Begin Material to process
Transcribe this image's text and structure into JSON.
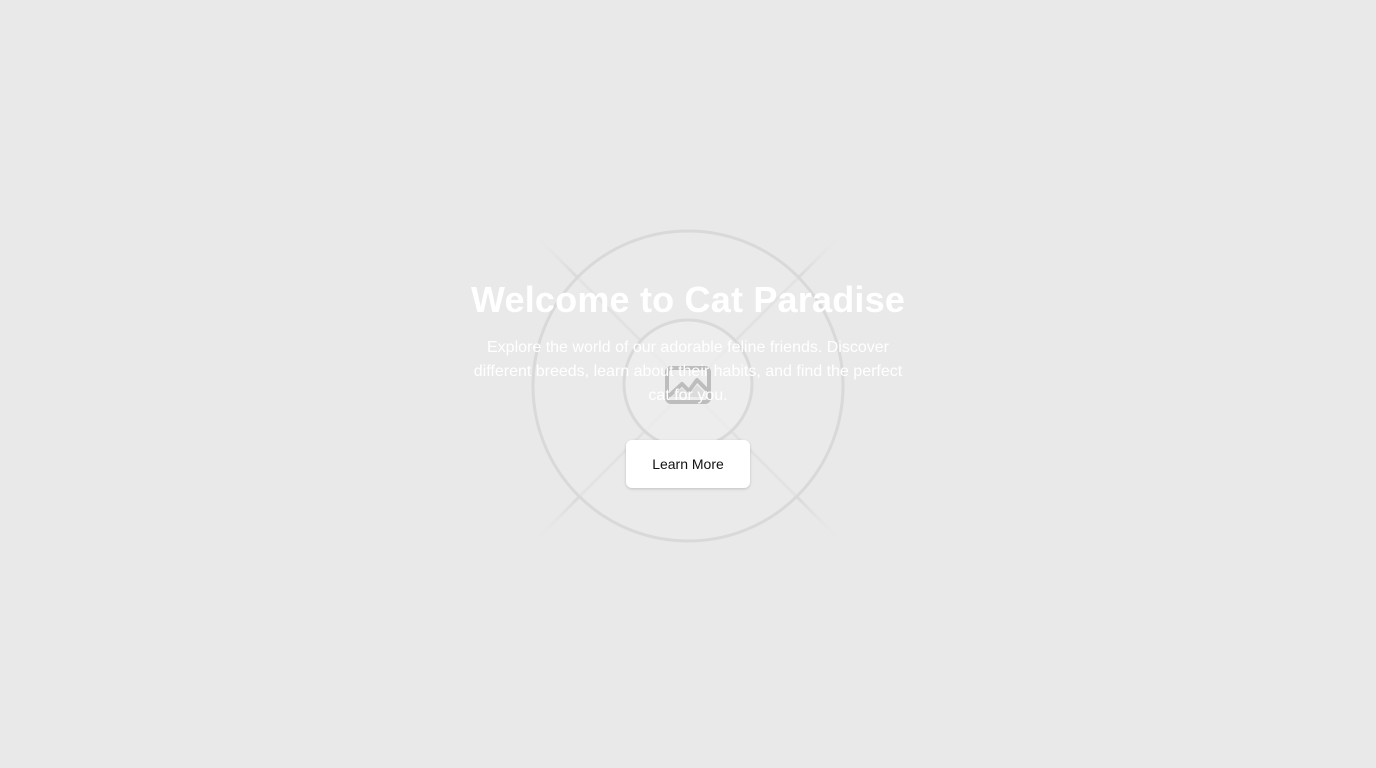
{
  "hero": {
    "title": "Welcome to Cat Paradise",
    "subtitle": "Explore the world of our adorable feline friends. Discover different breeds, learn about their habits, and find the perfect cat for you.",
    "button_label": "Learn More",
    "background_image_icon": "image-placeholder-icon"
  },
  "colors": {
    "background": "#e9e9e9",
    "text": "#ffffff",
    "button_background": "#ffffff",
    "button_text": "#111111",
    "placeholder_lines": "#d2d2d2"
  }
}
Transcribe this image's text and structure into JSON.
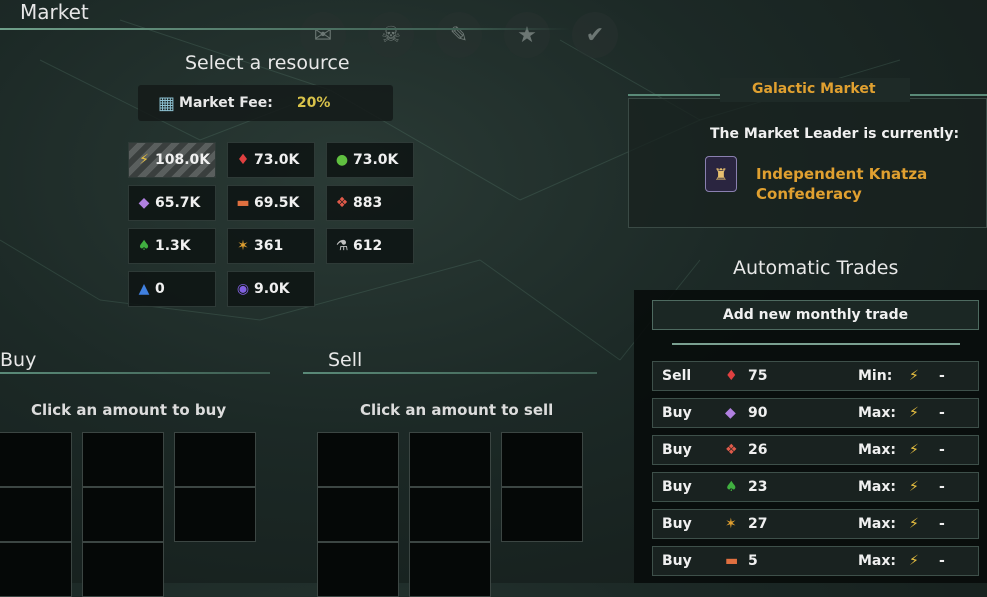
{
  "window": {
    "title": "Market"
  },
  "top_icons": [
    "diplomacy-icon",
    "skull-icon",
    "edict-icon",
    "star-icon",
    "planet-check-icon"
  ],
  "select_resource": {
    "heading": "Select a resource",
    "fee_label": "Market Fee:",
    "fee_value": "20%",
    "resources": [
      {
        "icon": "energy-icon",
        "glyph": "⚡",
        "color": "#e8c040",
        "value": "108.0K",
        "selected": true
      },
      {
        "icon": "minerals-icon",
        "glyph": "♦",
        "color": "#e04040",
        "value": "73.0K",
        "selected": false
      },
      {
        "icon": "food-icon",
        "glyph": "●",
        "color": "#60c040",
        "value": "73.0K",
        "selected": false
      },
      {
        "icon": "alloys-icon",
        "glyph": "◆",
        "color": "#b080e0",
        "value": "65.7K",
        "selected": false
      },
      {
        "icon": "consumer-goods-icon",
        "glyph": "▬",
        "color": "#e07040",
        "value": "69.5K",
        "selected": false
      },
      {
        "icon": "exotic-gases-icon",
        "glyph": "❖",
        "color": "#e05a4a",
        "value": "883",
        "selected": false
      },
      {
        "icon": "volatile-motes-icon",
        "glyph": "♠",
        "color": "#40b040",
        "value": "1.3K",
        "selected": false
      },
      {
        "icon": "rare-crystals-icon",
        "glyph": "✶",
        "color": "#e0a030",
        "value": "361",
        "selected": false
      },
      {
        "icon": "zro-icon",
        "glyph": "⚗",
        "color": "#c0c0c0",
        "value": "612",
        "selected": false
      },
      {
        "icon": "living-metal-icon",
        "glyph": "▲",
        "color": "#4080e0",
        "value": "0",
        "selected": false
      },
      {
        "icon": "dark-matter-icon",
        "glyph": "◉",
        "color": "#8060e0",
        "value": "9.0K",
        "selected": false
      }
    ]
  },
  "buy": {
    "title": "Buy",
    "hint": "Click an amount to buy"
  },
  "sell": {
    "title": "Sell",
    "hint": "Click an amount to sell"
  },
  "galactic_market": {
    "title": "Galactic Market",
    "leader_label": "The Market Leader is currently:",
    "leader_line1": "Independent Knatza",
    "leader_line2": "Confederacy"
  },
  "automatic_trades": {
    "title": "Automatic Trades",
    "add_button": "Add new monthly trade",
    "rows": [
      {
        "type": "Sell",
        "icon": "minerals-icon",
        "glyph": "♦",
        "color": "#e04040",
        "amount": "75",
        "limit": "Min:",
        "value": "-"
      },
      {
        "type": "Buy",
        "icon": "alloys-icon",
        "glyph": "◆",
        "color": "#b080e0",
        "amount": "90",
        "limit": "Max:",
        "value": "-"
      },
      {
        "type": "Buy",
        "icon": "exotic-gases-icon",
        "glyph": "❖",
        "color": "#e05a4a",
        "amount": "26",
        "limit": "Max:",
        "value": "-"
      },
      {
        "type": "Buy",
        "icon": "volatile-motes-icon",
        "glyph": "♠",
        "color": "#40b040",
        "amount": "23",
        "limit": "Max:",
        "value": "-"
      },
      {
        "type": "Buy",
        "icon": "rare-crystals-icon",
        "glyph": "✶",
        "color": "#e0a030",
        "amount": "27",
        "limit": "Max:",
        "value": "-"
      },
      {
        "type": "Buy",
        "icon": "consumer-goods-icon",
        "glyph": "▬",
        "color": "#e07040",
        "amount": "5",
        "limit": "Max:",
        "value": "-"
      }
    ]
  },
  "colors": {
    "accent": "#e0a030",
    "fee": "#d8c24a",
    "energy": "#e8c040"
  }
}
End Material to process
▶ [What you are asked to do]:
Nothing in the entries should change as you copy them, except that the pictures are left out.

▶ [Result for this exercise]:
Transcribe this image's text and structure into JSON.
{
  "hero": {
    "title": "Welcome to Cat Paradise",
    "subtitle": "Explore the world of our adorable feline friends. Discover different breeds, learn about their habits, and find the perfect cat for you.",
    "button_label": "Learn More",
    "background_image_icon": "image-placeholder-icon"
  },
  "colors": {
    "background": "#e9e9e9",
    "text": "#ffffff",
    "button_background": "#ffffff",
    "button_text": "#111111",
    "placeholder_lines": "#d2d2d2"
  }
}
Transcribe this image's text and structure into JSON.
{
  "window": {
    "title": "Market"
  },
  "top_icons": [
    "diplomacy-icon",
    "skull-icon",
    "edict-icon",
    "star-icon",
    "planet-check-icon"
  ],
  "select_resource": {
    "heading": "Select a resource",
    "fee_label": "Market Fee:",
    "fee_value": "20%",
    "resources": [
      {
        "icon": "energy-icon",
        "glyph": "⚡",
        "color": "#e8c040",
        "value": "108.0K",
        "selected": true
      },
      {
        "icon": "minerals-icon",
        "glyph": "♦",
        "color": "#e04040",
        "value": "73.0K",
        "selected": false
      },
      {
        "icon": "food-icon",
        "glyph": "●",
        "color": "#60c040",
        "value": "73.0K",
        "selected": false
      },
      {
        "icon": "alloys-icon",
        "glyph": "◆",
        "color": "#b080e0",
        "value": "65.7K",
        "selected": false
      },
      {
        "icon": "consumer-goods-icon",
        "glyph": "▬",
        "color": "#e07040",
        "value": "69.5K",
        "selected": false
      },
      {
        "icon": "exotic-gases-icon",
        "glyph": "❖",
        "color": "#e05a4a",
        "value": "883",
        "selected": false
      },
      {
        "icon": "volatile-motes-icon",
        "glyph": "♠",
        "color": "#40b040",
        "value": "1.3K",
        "selected": false
      },
      {
        "icon": "rare-crystals-icon",
        "glyph": "✶",
        "color": "#e0a030",
        "value": "361",
        "selected": false
      },
      {
        "icon": "zro-icon",
        "glyph": "⚗",
        "color": "#c0c0c0",
        "value": "612",
        "selected": false
      },
      {
        "icon": "living-metal-icon",
        "glyph": "▲",
        "color": "#4080e0",
        "value": "0",
        "selected": false
      },
      {
        "icon": "dark-matter-icon",
        "glyph": "◉",
        "color": "#8060e0",
        "value": "9.0K",
        "selected": false
      }
    ]
  },
  "buy": {
    "title": "Buy",
    "hint": "Click an amount to buy"
  },
  "sell": {
    "title": "Sell",
    "hint": "Click an amount to sell"
  },
  "galactic_market": {
    "title": "Galactic Market",
    "leader_label": "The Market Leader is currently:",
    "leader_line1": "Independent Knatza",
    "leader_line2": "Confederacy"
  },
  "automatic_trades": {
    "title": "Automatic Trades",
    "add_button": "Add new monthly trade",
    "rows": [
      {
        "type": "Sell",
        "icon": "minerals-icon",
        "glyph": "♦",
        "color": "#e04040",
        "amount": "75",
        "limit": "Min:",
        "value": "-"
      },
      {
        "type": "Buy",
        "icon": "alloys-icon",
        "glyph": "◆",
        "color": "#b080e0",
        "amount": "90",
        "limit": "Max:",
        "value": "-"
      },
      {
        "type": "Buy",
        "icon": "exotic-gases-icon",
        "glyph": "❖",
        "color": "#e05a4a",
        "amount": "26",
        "limit": "Max:",
        "value": "-"
      },
      {
        "type": "Buy",
        "icon": "volatile-motes-icon",
        "glyph": "♠",
        "color": "#40b040",
        "amount": "23",
        "limit": "Max:",
        "value": "-"
      },
      {
        "type": "Buy",
        "icon": "rare-crystals-icon",
        "glyph": "✶",
        "color": "#e0a030",
        "amount": "27",
        "limit": "Max:",
        "value": "-"
      },
      {
        "type": "Buy",
        "icon": "consumer-goods-icon",
        "glyph": "▬",
        "color": "#e07040",
        "amount": "5",
        "limit": "Max:",
        "value": "-"
      }
    ]
  },
  "colors": {
    "accent": "#e0a030",
    "fee": "#d8c24a",
    "energy": "#e8c040"
  }
}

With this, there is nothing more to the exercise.